— Begin —
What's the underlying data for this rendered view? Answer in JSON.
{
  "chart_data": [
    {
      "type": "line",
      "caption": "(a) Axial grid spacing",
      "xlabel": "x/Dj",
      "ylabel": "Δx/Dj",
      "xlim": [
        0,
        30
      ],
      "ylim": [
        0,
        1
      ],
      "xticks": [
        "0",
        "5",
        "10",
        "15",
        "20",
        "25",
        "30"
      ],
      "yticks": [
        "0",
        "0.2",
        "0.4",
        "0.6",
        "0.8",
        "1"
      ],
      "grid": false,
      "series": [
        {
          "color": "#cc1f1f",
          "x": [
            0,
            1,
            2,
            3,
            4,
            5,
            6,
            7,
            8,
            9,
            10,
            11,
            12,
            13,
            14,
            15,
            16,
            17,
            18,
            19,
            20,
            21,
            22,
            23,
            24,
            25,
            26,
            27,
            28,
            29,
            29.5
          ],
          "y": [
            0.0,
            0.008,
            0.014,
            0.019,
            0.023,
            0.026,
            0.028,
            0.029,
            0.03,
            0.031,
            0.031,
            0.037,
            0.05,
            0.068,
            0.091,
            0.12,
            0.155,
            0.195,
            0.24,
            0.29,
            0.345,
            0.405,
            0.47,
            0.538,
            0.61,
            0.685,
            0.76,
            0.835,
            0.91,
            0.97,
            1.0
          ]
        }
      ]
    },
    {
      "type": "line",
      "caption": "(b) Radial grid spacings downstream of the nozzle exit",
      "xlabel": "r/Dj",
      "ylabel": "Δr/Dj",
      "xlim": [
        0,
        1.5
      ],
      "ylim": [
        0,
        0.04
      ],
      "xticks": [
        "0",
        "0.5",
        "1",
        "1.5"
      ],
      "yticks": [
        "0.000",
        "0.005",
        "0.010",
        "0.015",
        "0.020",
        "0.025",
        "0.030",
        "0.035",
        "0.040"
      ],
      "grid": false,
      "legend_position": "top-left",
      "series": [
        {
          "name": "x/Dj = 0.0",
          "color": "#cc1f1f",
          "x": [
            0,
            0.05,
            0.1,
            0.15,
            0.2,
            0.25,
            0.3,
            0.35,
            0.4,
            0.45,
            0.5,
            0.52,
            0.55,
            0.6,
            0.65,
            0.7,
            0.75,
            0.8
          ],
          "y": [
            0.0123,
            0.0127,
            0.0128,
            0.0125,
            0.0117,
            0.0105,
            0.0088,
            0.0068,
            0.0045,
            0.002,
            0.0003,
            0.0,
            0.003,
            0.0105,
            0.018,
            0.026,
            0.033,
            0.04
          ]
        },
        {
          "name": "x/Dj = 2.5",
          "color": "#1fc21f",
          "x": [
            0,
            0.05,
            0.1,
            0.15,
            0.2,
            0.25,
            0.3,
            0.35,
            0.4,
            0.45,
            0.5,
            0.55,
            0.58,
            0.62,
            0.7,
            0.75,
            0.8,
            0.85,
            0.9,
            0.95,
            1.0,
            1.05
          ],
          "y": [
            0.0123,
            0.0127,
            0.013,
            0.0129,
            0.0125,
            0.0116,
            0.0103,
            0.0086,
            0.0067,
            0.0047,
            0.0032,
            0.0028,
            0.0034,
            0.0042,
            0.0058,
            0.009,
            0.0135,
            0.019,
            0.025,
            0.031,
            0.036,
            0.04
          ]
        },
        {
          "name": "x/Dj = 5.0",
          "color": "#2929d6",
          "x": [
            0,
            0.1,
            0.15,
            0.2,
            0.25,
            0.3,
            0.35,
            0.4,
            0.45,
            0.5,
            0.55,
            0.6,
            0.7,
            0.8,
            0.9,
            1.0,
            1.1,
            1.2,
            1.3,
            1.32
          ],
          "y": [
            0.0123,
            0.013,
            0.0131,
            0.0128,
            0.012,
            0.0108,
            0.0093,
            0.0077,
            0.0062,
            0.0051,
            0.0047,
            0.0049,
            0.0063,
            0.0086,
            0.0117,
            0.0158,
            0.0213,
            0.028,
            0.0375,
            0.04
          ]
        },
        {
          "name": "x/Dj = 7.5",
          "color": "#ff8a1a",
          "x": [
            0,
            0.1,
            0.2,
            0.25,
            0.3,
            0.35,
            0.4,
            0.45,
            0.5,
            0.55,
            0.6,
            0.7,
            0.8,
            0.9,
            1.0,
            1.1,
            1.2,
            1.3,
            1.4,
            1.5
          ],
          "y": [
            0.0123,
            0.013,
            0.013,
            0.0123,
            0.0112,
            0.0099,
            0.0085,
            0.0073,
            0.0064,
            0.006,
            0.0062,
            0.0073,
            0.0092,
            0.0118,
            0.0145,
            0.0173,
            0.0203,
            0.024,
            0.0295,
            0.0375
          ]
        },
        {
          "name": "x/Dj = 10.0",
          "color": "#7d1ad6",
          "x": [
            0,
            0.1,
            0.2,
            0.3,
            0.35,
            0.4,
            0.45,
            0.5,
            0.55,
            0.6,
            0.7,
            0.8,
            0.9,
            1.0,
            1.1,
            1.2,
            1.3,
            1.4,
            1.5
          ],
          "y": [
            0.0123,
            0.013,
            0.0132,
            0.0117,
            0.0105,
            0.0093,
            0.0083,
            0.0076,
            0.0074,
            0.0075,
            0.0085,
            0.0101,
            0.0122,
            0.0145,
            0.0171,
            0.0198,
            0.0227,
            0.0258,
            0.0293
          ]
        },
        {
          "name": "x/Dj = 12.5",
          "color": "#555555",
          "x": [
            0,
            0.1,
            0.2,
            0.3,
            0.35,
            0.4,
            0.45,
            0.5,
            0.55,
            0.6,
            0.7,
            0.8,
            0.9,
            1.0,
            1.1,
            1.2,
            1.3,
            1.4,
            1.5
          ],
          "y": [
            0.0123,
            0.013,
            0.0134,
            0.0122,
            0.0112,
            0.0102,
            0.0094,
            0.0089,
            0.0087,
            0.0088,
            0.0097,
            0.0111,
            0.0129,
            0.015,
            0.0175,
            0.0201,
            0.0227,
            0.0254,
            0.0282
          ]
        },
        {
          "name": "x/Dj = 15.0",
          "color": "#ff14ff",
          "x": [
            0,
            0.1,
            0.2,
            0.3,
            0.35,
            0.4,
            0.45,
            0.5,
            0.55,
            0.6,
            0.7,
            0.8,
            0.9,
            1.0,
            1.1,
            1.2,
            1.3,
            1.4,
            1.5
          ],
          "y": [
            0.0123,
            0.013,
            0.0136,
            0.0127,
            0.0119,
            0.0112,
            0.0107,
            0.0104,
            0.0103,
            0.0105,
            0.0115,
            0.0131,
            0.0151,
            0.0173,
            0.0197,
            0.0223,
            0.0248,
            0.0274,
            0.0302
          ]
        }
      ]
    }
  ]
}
— End —
=== GOAL ===
Exactly as written, please output every entry.

=== REPLY ===
What's the underlying data for this rendered view? Answer in JSON.
{
  "chart_data": [
    {
      "type": "line",
      "caption": "(a) Axial grid spacing",
      "xlabel": "x/Dj",
      "ylabel": "Δx/Dj",
      "xlim": [
        0,
        30
      ],
      "ylim": [
        0,
        1
      ],
      "xticks": [
        "0",
        "5",
        "10",
        "15",
        "20",
        "25",
        "30"
      ],
      "yticks": [
        "0",
        "0.2",
        "0.4",
        "0.6",
        "0.8",
        "1"
      ],
      "grid": false,
      "series": [
        {
          "color": "#cc1f1f",
          "x": [
            0,
            1,
            2,
            3,
            4,
            5,
            6,
            7,
            8,
            9,
            10,
            11,
            12,
            13,
            14,
            15,
            16,
            17,
            18,
            19,
            20,
            21,
            22,
            23,
            24,
            25,
            26,
            27,
            28,
            29,
            29.5
          ],
          "y": [
            0.0,
            0.008,
            0.014,
            0.019,
            0.023,
            0.026,
            0.028,
            0.029,
            0.03,
            0.031,
            0.031,
            0.037,
            0.05,
            0.068,
            0.091,
            0.12,
            0.155,
            0.195,
            0.24,
            0.29,
            0.345,
            0.405,
            0.47,
            0.538,
            0.61,
            0.685,
            0.76,
            0.835,
            0.91,
            0.97,
            1.0
          ]
        }
      ]
    },
    {
      "type": "line",
      "caption": "(b) Radial grid spacings downstream of the nozzle exit",
      "xlabel": "r/Dj",
      "ylabel": "Δr/Dj",
      "xlim": [
        0,
        1.5
      ],
      "ylim": [
        0,
        0.04
      ],
      "xticks": [
        "0",
        "0.5",
        "1",
        "1.5"
      ],
      "yticks": [
        "0.000",
        "0.005",
        "0.010",
        "0.015",
        "0.020",
        "0.025",
        "0.030",
        "0.035",
        "0.040"
      ],
      "grid": false,
      "legend_position": "top-left",
      "series": [
        {
          "name": "x/Dj = 0.0",
          "color": "#cc1f1f",
          "x": [
            0,
            0.05,
            0.1,
            0.15,
            0.2,
            0.25,
            0.3,
            0.35,
            0.4,
            0.45,
            0.5,
            0.52,
            0.55,
            0.6,
            0.65,
            0.7,
            0.75,
            0.8
          ],
          "y": [
            0.0123,
            0.0127,
            0.0128,
            0.0125,
            0.0117,
            0.0105,
            0.0088,
            0.0068,
            0.0045,
            0.002,
            0.0003,
            0.0,
            0.003,
            0.0105,
            0.018,
            0.026,
            0.033,
            0.04
          ]
        },
        {
          "name": "x/Dj = 2.5",
          "color": "#1fc21f",
          "x": [
            0,
            0.05,
            0.1,
            0.15,
            0.2,
            0.25,
            0.3,
            0.35,
            0.4,
            0.45,
            0.5,
            0.55,
            0.58,
            0.62,
            0.7,
            0.75,
            0.8,
            0.85,
            0.9,
            0.95,
            1.0,
            1.05
          ],
          "y": [
            0.0123,
            0.0127,
            0.013,
            0.0129,
            0.0125,
            0.0116,
            0.0103,
            0.0086,
            0.0067,
            0.0047,
            0.0032,
            0.0028,
            0.0034,
            0.0042,
            0.0058,
            0.009,
            0.0135,
            0.019,
            0.025,
            0.031,
            0.036,
            0.04
          ]
        },
        {
          "name": "x/Dj = 5.0",
          "color": "#2929d6",
          "x": [
            0,
            0.1,
            0.15,
            0.2,
            0.25,
            0.3,
            0.35,
            0.4,
            0.45,
            0.5,
            0.55,
            0.6,
            0.7,
            0.8,
            0.9,
            1.0,
            1.1,
            1.2,
            1.3,
            1.32
          ],
          "y": [
            0.0123,
            0.013,
            0.0131,
            0.0128,
            0.012,
            0.0108,
            0.0093,
            0.0077,
            0.0062,
            0.0051,
            0.0047,
            0.0049,
            0.0063,
            0.0086,
            0.0117,
            0.0158,
            0.0213,
            0.028,
            0.0375,
            0.04
          ]
        },
        {
          "name": "x/Dj = 7.5",
          "color": "#ff8a1a",
          "x": [
            0,
            0.1,
            0.2,
            0.25,
            0.3,
            0.35,
            0.4,
            0.45,
            0.5,
            0.55,
            0.6,
            0.7,
            0.8,
            0.9,
            1.0,
            1.1,
            1.2,
            1.3,
            1.4,
            1.5
          ],
          "y": [
            0.0123,
            0.013,
            0.013,
            0.0123,
            0.0112,
            0.0099,
            0.0085,
            0.0073,
            0.0064,
            0.006,
            0.0062,
            0.0073,
            0.0092,
            0.0118,
            0.0145,
            0.0173,
            0.0203,
            0.024,
            0.0295,
            0.0375
          ]
        },
        {
          "name": "x/Dj = 10.0",
          "color": "#7d1ad6",
          "x": [
            0,
            0.1,
            0.2,
            0.3,
            0.35,
            0.4,
            0.45,
            0.5,
            0.55,
            0.6,
            0.7,
            0.8,
            0.9,
            1.0,
            1.1,
            1.2,
            1.3,
            1.4,
            1.5
          ],
          "y": [
            0.0123,
            0.013,
            0.0132,
            0.0117,
            0.0105,
            0.0093,
            0.0083,
            0.0076,
            0.0074,
            0.0075,
            0.0085,
            0.0101,
            0.0122,
            0.0145,
            0.0171,
            0.0198,
            0.0227,
            0.0258,
            0.0293
          ]
        },
        {
          "name": "x/Dj = 12.5",
          "color": "#555555",
          "x": [
            0,
            0.1,
            0.2,
            0.3,
            0.35,
            0.4,
            0.45,
            0.5,
            0.55,
            0.6,
            0.7,
            0.8,
            0.9,
            1.0,
            1.1,
            1.2,
            1.3,
            1.4,
            1.5
          ],
          "y": [
            0.0123,
            0.013,
            0.0134,
            0.0122,
            0.0112,
            0.0102,
            0.0094,
            0.0089,
            0.0087,
            0.0088,
            0.0097,
            0.0111,
            0.0129,
            0.015,
            0.0175,
            0.0201,
            0.0227,
            0.0254,
            0.0282
          ]
        },
        {
          "name": "x/Dj = 15.0",
          "color": "#ff14ff",
          "x": [
            0,
            0.1,
            0.2,
            0.3,
            0.35,
            0.4,
            0.45,
            0.5,
            0.55,
            0.6,
            0.7,
            0.8,
            0.9,
            1.0,
            1.1,
            1.2,
            1.3,
            1.4,
            1.5
          ],
          "y": [
            0.0123,
            0.013,
            0.0136,
            0.0127,
            0.0119,
            0.0112,
            0.0107,
            0.0104,
            0.0103,
            0.0105,
            0.0115,
            0.0131,
            0.0151,
            0.0173,
            0.0197,
            0.0223,
            0.0248,
            0.0274,
            0.0302
          ]
        }
      ]
    }
  ]
}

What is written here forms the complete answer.